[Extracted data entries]

┌──

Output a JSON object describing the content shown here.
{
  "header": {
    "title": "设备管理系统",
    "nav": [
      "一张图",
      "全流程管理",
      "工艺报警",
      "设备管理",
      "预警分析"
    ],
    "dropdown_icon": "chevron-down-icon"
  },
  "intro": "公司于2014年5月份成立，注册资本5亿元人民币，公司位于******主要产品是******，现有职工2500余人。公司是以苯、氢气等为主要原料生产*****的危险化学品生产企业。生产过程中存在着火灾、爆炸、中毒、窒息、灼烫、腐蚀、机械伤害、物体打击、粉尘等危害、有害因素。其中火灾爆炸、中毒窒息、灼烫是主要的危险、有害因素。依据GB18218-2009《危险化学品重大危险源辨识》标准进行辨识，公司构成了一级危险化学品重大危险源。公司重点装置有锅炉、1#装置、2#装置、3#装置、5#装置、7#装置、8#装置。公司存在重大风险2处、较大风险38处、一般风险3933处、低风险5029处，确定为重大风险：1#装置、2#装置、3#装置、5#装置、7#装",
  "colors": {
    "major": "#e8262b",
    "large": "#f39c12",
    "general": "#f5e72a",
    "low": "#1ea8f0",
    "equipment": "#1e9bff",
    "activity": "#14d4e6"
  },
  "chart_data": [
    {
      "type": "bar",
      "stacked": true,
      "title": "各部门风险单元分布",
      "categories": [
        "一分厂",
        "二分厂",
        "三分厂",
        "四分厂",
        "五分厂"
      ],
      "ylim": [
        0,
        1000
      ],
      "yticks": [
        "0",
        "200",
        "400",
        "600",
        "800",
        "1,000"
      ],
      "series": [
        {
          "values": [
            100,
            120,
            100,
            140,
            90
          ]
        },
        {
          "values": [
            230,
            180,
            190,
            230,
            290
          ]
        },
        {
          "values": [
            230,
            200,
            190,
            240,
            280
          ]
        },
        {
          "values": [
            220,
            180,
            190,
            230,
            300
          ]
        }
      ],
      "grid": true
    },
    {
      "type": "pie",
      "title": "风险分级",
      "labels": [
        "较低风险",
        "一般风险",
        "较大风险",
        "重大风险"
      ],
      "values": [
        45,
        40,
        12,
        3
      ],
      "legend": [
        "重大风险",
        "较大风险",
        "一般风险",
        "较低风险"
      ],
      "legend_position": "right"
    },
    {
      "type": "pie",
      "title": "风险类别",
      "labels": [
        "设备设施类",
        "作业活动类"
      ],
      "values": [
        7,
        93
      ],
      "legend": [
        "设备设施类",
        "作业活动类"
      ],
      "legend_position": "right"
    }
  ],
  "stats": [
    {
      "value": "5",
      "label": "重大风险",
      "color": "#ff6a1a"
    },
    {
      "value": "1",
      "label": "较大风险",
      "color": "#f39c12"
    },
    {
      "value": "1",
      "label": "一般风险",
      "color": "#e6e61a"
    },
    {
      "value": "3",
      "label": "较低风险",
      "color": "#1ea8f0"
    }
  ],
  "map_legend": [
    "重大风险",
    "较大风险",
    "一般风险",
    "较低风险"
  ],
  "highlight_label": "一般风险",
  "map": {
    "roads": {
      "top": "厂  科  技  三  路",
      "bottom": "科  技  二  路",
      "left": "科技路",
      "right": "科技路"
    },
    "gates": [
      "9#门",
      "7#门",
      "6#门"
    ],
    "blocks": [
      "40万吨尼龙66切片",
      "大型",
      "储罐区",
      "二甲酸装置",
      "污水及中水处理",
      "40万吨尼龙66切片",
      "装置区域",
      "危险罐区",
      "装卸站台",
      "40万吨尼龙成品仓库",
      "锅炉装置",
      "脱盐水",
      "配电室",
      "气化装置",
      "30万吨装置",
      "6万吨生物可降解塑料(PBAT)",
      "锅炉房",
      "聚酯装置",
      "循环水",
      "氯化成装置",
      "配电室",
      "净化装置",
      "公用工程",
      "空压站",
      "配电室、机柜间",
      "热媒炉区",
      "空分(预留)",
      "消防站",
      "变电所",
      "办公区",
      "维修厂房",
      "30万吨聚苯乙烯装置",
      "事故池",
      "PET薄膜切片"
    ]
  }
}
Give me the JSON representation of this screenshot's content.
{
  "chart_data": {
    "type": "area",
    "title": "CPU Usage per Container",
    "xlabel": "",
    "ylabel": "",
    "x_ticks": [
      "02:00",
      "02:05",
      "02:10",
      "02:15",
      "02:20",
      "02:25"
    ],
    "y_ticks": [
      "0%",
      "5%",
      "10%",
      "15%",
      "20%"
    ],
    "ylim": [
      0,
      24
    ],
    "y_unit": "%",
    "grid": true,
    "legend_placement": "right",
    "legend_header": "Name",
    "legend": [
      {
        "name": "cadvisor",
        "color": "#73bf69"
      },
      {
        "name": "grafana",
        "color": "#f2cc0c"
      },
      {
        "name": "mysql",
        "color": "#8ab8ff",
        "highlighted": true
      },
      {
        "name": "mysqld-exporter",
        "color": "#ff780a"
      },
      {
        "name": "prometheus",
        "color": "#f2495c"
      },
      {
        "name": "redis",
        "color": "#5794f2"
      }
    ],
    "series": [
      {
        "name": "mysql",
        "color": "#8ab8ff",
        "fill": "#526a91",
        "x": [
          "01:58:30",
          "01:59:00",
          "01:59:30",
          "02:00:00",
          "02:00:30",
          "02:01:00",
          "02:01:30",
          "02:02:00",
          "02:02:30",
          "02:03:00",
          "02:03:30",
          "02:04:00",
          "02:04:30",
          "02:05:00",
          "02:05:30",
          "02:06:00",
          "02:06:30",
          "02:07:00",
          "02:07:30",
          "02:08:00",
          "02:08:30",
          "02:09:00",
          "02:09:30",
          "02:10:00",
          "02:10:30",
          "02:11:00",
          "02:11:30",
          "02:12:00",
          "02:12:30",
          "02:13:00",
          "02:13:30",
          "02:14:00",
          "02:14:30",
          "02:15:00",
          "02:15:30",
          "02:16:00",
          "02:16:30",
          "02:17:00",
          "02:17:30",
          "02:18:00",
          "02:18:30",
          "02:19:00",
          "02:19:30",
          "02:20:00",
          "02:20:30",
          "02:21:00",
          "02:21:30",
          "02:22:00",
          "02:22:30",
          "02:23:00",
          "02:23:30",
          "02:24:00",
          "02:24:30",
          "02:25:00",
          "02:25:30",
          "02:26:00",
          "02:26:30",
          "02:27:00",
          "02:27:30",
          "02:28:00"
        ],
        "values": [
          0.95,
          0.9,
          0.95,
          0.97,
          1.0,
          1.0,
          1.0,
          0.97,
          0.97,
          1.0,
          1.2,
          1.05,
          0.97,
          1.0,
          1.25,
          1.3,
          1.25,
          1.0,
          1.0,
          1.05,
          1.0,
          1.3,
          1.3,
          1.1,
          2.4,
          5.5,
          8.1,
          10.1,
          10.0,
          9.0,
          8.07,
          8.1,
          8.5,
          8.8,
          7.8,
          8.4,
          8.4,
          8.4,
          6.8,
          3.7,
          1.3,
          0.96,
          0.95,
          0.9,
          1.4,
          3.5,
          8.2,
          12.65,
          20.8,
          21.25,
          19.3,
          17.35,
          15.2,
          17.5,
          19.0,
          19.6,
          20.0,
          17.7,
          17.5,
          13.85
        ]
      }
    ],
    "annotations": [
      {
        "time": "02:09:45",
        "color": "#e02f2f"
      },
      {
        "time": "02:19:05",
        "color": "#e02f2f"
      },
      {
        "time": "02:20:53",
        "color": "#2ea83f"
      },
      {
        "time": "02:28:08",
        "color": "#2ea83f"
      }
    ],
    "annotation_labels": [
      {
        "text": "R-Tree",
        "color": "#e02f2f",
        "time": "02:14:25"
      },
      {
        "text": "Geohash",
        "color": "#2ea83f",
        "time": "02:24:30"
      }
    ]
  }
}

└──

* Task objective:
Copy out the whole listing, exactly as written.

* Answer:
Output a JSON object describing the content shown here.
{
  "header": {
    "title": "设备管理系统",
    "nav": [
      "一张图",
      "全流程管理",
      "工艺报警",
      "设备管理",
      "预警分析"
    ],
    "dropdown_icon": "chevron-down-icon"
  },
  "intro": "公司于2014年5月份成立，注册资本5亿元人民币，公司位于******主要产品是******，现有职工2500余人。公司是以苯、氢气等为主要原料生产*****的危险化学品生产企业。生产过程中存在着火灾、爆炸、中毒、窒息、灼烫、腐蚀、机械伤害、物体打击、粉尘等危害、有害因素。其中火灾爆炸、中毒窒息、灼烫是主要的危险、有害因素。依据GB18218-2009《危险化学品重大危险源辨识》标准进行辨识，公司构成了一级危险化学品重大危险源。公司重点装置有锅炉、1#装置、2#装置、3#装置、5#装置、7#装置、8#装置。公司存在重大风险2处、较大风险38处、一般风险3933处、低风险5029处，确定为重大风险：1#装置、2#装置、3#装置、5#装置、7#装",
  "colors": {
    "major": "#e8262b",
    "large": "#f39c12",
    "general": "#f5e72a",
    "low": "#1ea8f0",
    "equipment": "#1e9bff",
    "activity": "#14d4e6"
  },
  "chart_data": [
    {
      "type": "bar",
      "stacked": true,
      "title": "各部门风险单元分布",
      "categories": [
        "一分厂",
        "二分厂",
        "三分厂",
        "四分厂",
        "五分厂"
      ],
      "ylim": [
        0,
        1000
      ],
      "yticks": [
        "0",
        "200",
        "400",
        "600",
        "800",
        "1,000"
      ],
      "series": [
        {
          "values": [
            100,
            120,
            100,
            140,
            90
          ]
        },
        {
          "values": [
            230,
            180,
            190,
            230,
            290
          ]
        },
        {
          "values": [
            230,
            200,
            190,
            240,
            280
          ]
        },
        {
          "values": [
            220,
            180,
            190,
            230,
            300
          ]
        }
      ],
      "grid": true
    },
    {
      "type": "pie",
      "title": "风险分级",
      "labels": [
        "较低风险",
        "一般风险",
        "较大风险",
        "重大风险"
      ],
      "values": [
        45,
        40,
        12,
        3
      ],
      "legend": [
        "重大风险",
        "较大风险",
        "一般风险",
        "较低风险"
      ],
      "legend_position": "right"
    },
    {
      "type": "pie",
      "title": "风险类别",
      "labels": [
        "设备设施类",
        "作业活动类"
      ],
      "values": [
        7,
        93
      ],
      "legend": [
        "设备设施类",
        "作业活动类"
      ],
      "legend_position": "right"
    }
  ],
  "stats": [
    {
      "value": "5",
      "label": "重大风险",
      "color": "#ff6a1a"
    },
    {
      "value": "1",
      "label": "较大风险",
      "color": "#f39c12"
    },
    {
      "value": "1",
      "label": "一般风险",
      "color": "#e6e61a"
    },
    {
      "value": "3",
      "label": "较低风险",
      "color": "#1ea8f0"
    }
  ],
  "map_legend": [
    "重大风险",
    "较大风险",
    "一般风险",
    "较低风险"
  ],
  "highlight_label": "一般风险",
  "map": {
    "roads": {
      "top": "厂  科  技  三  路",
      "bottom": "科  技  二  路",
      "left": "科技路",
      "right": "科技路"
    },
    "gates": [
      "9#门",
      "7#门",
      "6#门"
    ],
    "blocks": [
      "40万吨尼龙66切片",
      "大型",
      "储罐区",
      "二甲酸装置",
      "污水及中水处理",
      "40万吨尼龙66切片",
      "装置区域",
      "危险罐区",
      "装卸站台",
      "40万吨尼龙成品仓库",
      "锅炉装置",
      "脱盐水",
      "配电室",
      "气化装置",
      "30万吨装置",
      "6万吨生物可降解塑料(PBAT)",
      "锅炉房",
      "聚酯装置",
      "循环水",
      "氯化成装置",
      "配电室",
      "净化装置",
      "公用工程",
      "空压站",
      "配电室、机柜间",
      "热媒炉区",
      "空分(预留)",
      "消防站",
      "变电所",
      "办公区",
      "维修厂房",
      "30万吨聚苯乙烯装置",
      "事故池",
      "PET薄膜切片"
    ]
  }
}
Give me the JSON representation of this screenshot's content.
{
  "chart_data": {
    "type": "area",
    "title": "CPU Usage per Container",
    "xlabel": "",
    "ylabel": "",
    "x_ticks": [
      "02:00",
      "02:05",
      "02:10",
      "02:15",
      "02:20",
      "02:25"
    ],
    "y_ticks": [
      "0%",
      "5%",
      "10%",
      "15%",
      "20%"
    ],
    "ylim": [
      0,
      24
    ],
    "y_unit": "%",
    "grid": true,
    "legend_placement": "right",
    "legend_header": "Name",
    "legend": [
      {
        "name": "cadvisor",
        "color": "#73bf69"
      },
      {
        "name": "grafana",
        "color": "#f2cc0c"
      },
      {
        "name": "mysql",
        "color": "#8ab8ff",
        "highlighted": true
      },
      {
        "name": "mysqld-exporter",
        "color": "#ff780a"
      },
      {
        "name": "prometheus",
        "color": "#f2495c"
      },
      {
        "name": "redis",
        "color": "#5794f2"
      }
    ],
    "series": [
      {
        "name": "mysql",
        "color": "#8ab8ff",
        "fill": "#526a91",
        "x": [
          "01:58:30",
          "01:59:00",
          "01:59:30",
          "02:00:00",
          "02:00:30",
          "02:01:00",
          "02:01:30",
          "02:02:00",
          "02:02:30",
          "02:03:00",
          "02:03:30",
          "02:04:00",
          "02:04:30",
          "02:05:00",
          "02:05:30",
          "02:06:00",
          "02:06:30",
          "02:07:00",
          "02:07:30",
          "02:08:00",
          "02:08:30",
          "02:09:00",
          "02:09:30",
          "02:10:00",
          "02:10:30",
          "02:11:00",
          "02:11:30",
          "02:12:00",
          "02:12:30",
          "02:13:00",
          "02:13:30",
          "02:14:00",
          "02:14:30",
          "02:15:00",
          "02:15:30",
          "02:16:00",
          "02:16:30",
          "02:17:00",
          "02:17:30",
          "02:18:00",
          "02:18:30",
          "02:19:00",
          "02:19:30",
          "02:20:00",
          "02:20:30",
          "02:21:00",
          "02:21:30",
          "02:22:00",
          "02:22:30",
          "02:23:00",
          "02:23:30",
          "02:24:00",
          "02:24:30",
          "02:25:00",
          "02:25:30",
          "02:26:00",
          "02:26:30",
          "02:27:00",
          "02:27:30",
          "02:28:00"
        ],
        "values": [
          0.95,
          0.9,
          0.95,
          0.97,
          1.0,
          1.0,
          1.0,
          0.97,
          0.97,
          1.0,
          1.2,
          1.05,
          0.97,
          1.0,
          1.25,
          1.3,
          1.25,
          1.0,
          1.0,
          1.05,
          1.0,
          1.3,
          1.3,
          1.1,
          2.4,
          5.5,
          8.1,
          10.1,
          10.0,
          9.0,
          8.07,
          8.1,
          8.5,
          8.8,
          7.8,
          8.4,
          8.4,
          8.4,
          6.8,
          3.7,
          1.3,
          0.96,
          0.95,
          0.9,
          1.4,
          3.5,
          8.2,
          12.65,
          20.8,
          21.25,
          19.3,
          17.35,
          15.2,
          17.5,
          19.0,
          19.6,
          20.0,
          17.7,
          17.5,
          13.85
        ]
      }
    ],
    "annotations": [
      {
        "time": "02:09:45",
        "color": "#e02f2f"
      },
      {
        "time": "02:19:05",
        "color": "#e02f2f"
      },
      {
        "time": "02:20:53",
        "color": "#2ea83f"
      },
      {
        "time": "02:28:08",
        "color": "#2ea83f"
      }
    ],
    "annotation_labels": [
      {
        "text": "R-Tree",
        "color": "#e02f2f",
        "time": "02:14:25"
      },
      {
        "text": "Geohash",
        "color": "#2ea83f",
        "time": "02:24:30"
      }
    ]
  }
}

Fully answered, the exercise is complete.